__Tâches__.
**a)** Extrayez du billet sur Pierre Lemaitre le passage allant de « Couleurs de l’incendie (2) » à « plume depuis 2006. », sans rien y changer.
**b)** Prolongez le billet sur Pierre Lemaitre en reprenant là où il s'arrête.

__Extrait de page__.
>>>>
Couleurs de l’incendie (2) de Pierre Lemaitre

 

Pierre Lemaître est un scénariste et romancier français (Paris 1951) avec une formation de psychologue; il connait un grand succès depuis le Prix Goncourt  2013 avec un roman noir picaresque Au revoir là haut (2013) qui fera partie de la trilogie Les enfants du désastre, avec Couleurs de l’incendie (2018) et Miroir de nos peines (2020) . En dehors du prestigieux Goncourt, ce livre a reçu une huitaine d’autres prix,  un beau et mérité succès. Les livres de Lemaitre sont en cours de traduction dans plus de trente langues.  Et ses polars ont été primés plusieurs fois . Il vit de sa plume depuis 2006.

Tous les livres de Pierre Lemaitre ont été commentés dans ce blog; aucun ne m’a déçu et j’aime son style assez particulier, entre ironie et drôlerie avec un sens inné de la trouvaille et des phrases qui font mouche.
<<<<
__Données fournies__.
>>>>
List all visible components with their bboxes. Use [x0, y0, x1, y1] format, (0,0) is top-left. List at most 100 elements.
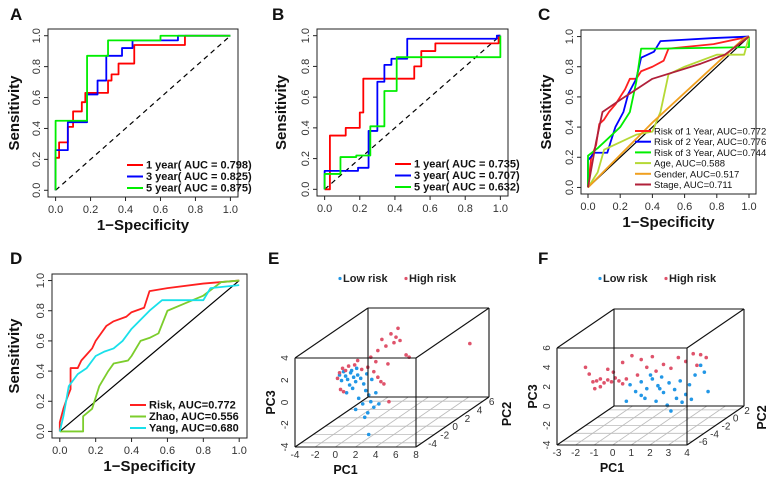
y-tick-label: 1.0 [31, 28, 43, 43]
legend-entry: 3 year( AUC = 0.707) [414, 170, 520, 182]
plot-frame [316, 28, 509, 197]
x-tick-label: 0.8 [188, 204, 203, 216]
data-point-high-risk [343, 368, 348, 373]
data-point-low-risk [366, 432, 371, 437]
x-tick-label: 0.6 [677, 201, 692, 213]
data-point-high-risk [669, 366, 673, 371]
y-tick-label: 0.0 [31, 183, 43, 198]
pc1-tick-label: -4 [291, 450, 300, 461]
roc-chart-c: C 0.0 0.2 0.4 0.6 0.8 1.0 0.0 0.2 0.4 0.6 0.8 1.0 1−S… [538, 5, 766, 231]
data-point-high-risk [605, 367, 610, 372]
data-point-high-risk [386, 362, 390, 366]
data-point-low-risk [643, 396, 647, 401]
data-point-low-risk [678, 379, 683, 383]
pc3-tick-label: 4 [542, 364, 553, 370]
data-point-high-risk [591, 380, 595, 384]
data-point-low-risk [650, 377, 655, 381]
y-axis-label: Sensitivity [273, 74, 290, 150]
pc1-tick-label: 2 [647, 448, 653, 459]
data-point-low-risk [339, 378, 344, 383]
data-point-high-risk [468, 341, 472, 346]
pc3-tick-label: 2 [280, 377, 291, 383]
pc2-tick-label: 2 [744, 406, 750, 417]
data-point-high-risk [598, 377, 603, 381]
data-point-high-risk [602, 381, 606, 385]
y-tick-label: 0.2 [564, 150, 576, 165]
data-point-low-risk [358, 376, 363, 381]
x-tick-label: 0.8 [458, 203, 473, 215]
pc1-tick-label: -2 [571, 448, 580, 459]
y-axis-label: Sensitivity [6, 75, 23, 151]
legend-entry: High risk [409, 273, 457, 285]
legend-entry: High risk [669, 273, 717, 285]
x-tick-label: 1.0 [493, 203, 508, 215]
y-tick-label: 0.8 [300, 59, 312, 74]
y-tick-label: 1.0 [35, 273, 47, 288]
y-tick-label: 0.0 [35, 424, 47, 439]
x-tick-label: 0.2 [613, 201, 628, 213]
data-point-high-risk [644, 365, 649, 370]
pc3-axis-label: PC3 [526, 384, 540, 408]
data-point-low-risk [349, 368, 354, 373]
pca-3d-scatter-f: F-3 -2 -1 0 1 2 3 4-4-20246-6-4-202PC1PC3PC2Low… [526, 249, 769, 475]
legend-entry: 1 year( AUC = 0.735) [414, 159, 520, 171]
plot-frame [51, 273, 248, 439]
data-point-high-risk [594, 379, 599, 383]
box-edge [686, 405, 745, 446]
legend-entry: Low risk [603, 273, 649, 285]
data-point-high-risk [346, 364, 351, 368]
x-tick-label: 0.0 [580, 201, 595, 213]
floor-grid-line [375, 396, 449, 448]
legend-entry: Age, AUC=0.588 [654, 159, 725, 170]
data-point-low-risk [351, 375, 356, 380]
panel-label: B [272, 5, 284, 24]
roc-curve-3 [587, 36, 750, 188]
x-axis-label: 1−Specificity [97, 217, 190, 234]
legend-entry: Risk of 1 Year, AUC=0.772 [654, 127, 766, 138]
data-point-low-risk [639, 393, 644, 398]
data-point-low-risk [372, 405, 376, 410]
legend-entry: 5 year( AUC = 0.875) [146, 183, 252, 195]
roc-chart-b: B 0.0 0.2 0.4 0.6 0.8 1.0 0.0 0.2 0.4 0.6 0.8 1.0 Sen… [272, 5, 520, 215]
x-tick-label: 1.0 [741, 201, 756, 213]
legend-entry: 5 year( AUC = 0.632) [414, 182, 520, 194]
pc3-tick-label: 2 [542, 384, 553, 390]
data-point-high-risk [389, 332, 393, 336]
y-tick-label: 0.8 [31, 59, 43, 74]
pc3-tick-label: 4 [280, 355, 291, 361]
data-point-high-risk [359, 367, 364, 372]
x-tick-label: 0.0 [48, 204, 63, 216]
legend-marker [664, 276, 668, 281]
legend-entry: Stage, AUC=0.711 [654, 180, 732, 191]
data-point-high-risk [592, 386, 597, 391]
legend-entry: Low risk [343, 273, 389, 285]
x-tick-label: 1.0 [232, 445, 247, 457]
x-tick-label: 0.4 [118, 204, 133, 216]
box-edge [686, 308, 745, 349]
data-point-high-risk [374, 359, 378, 364]
pc3-tick-label: -4 [542, 440, 553, 449]
data-point-high-risk [661, 362, 666, 367]
data-point-high-risk [392, 340, 396, 345]
legend-marker [404, 276, 408, 281]
data-point-low-risk [628, 382, 632, 387]
data-point-low-risk [353, 407, 358, 412]
y-tick-label: 0.2 [31, 152, 43, 167]
pc2-tick-label: -2 [440, 431, 449, 442]
y-tick-label: 0.4 [300, 120, 312, 135]
data-point-high-risk [704, 355, 709, 360]
data-point-high-risk [337, 370, 342, 375]
data-point-high-risk [372, 369, 376, 374]
data-point-high-risk [635, 373, 640, 377]
pc2-tick-label: 0 [452, 422, 458, 433]
legend-entry: Risk, AUC=0.772 [149, 400, 236, 412]
data-point-low-risk [344, 390, 349, 395]
data-point-high-risk [639, 357, 644, 362]
data-point-high-risk [382, 382, 386, 386]
x-tick-label: 0.6 [422, 203, 437, 215]
y-tick-label: 0.6 [31, 90, 43, 105]
data-point-low-risk [356, 396, 361, 401]
data-point-high-risk [609, 380, 614, 384]
data-point-high-risk [617, 379, 621, 383]
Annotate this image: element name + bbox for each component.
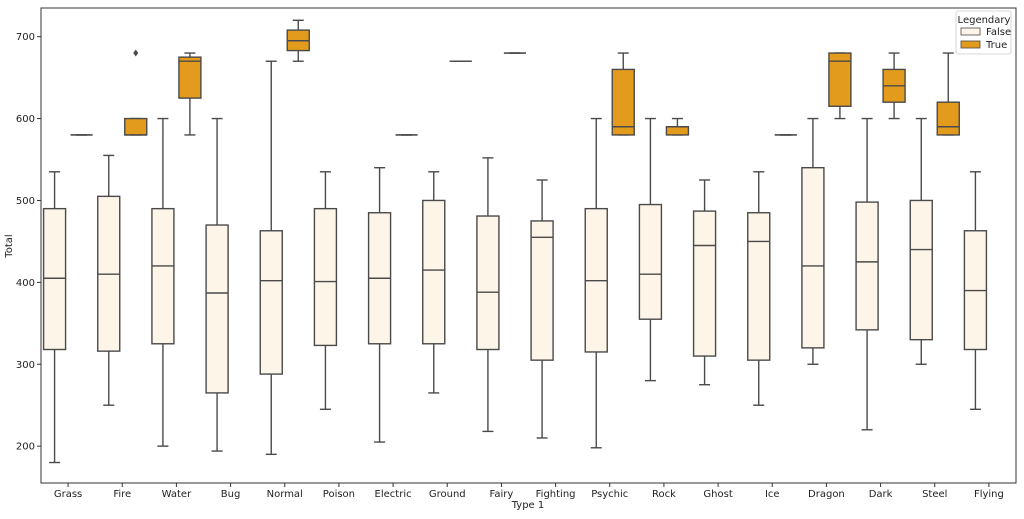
<<<<
__Réponses par tâche__.
**a)**
Couleurs de l’incendie (2) de Pierre Lemaitre

 

Pierre Lemaître est un scénariste et romancier français (Paris 1951) avec une formation de psychologue; il connait un grand succès depuis le Prix Goncourt  2013 avec un roman noir picaresque Au revoir là haut (2013) qui fera partie de la trilogie Les enfants du désastre, avec Couleurs de l’incendie (2018) et Miroir de nos peines (2020) . En dehors du prestigieux Goncourt, ce livre a reçu une huitaine d’autres prix,  un beau et mérité succès. Les livres de Lemaitre sont en cours de traduction dans plus de trente langues.  Et ses polars ont été primés plusieurs fois . Il vit de sa plume depuis 2006.

**b)**
Le premier tome de la trilogie Au revoir là haut (2013) fût d’une lecture éblouissante; un très bon film est sorti en 2017 avec  Albert Dupontel comme réalisateur, film qui a reçu le César de la meilleure adaptation ainsi que d’autres nominations. Il vient de sortir (2022) un film franco-belge, au titre éponyme et dirigé par Clovis Cornillac, un film excellent, proche du livre car Pierre Lemaitre en est resté très impliqué. Je pense que d’avoir lu le livre auparavant apporte plus de compréhension à cette trame très riche.

Couleurs de l’incendie est un vrai page-turner car la lecture vous happe dès la première page avec des personnages solidement bâtis. Cette fois nous suivrons les tribulations de Madeleine Péricourt la seule héritière du milliardaire Marcel Péricourt et dont le frère, Edouard, une « gueule-cassée » de la guerre 14-18 connaitra une fin dramatique à la fin du premier tome.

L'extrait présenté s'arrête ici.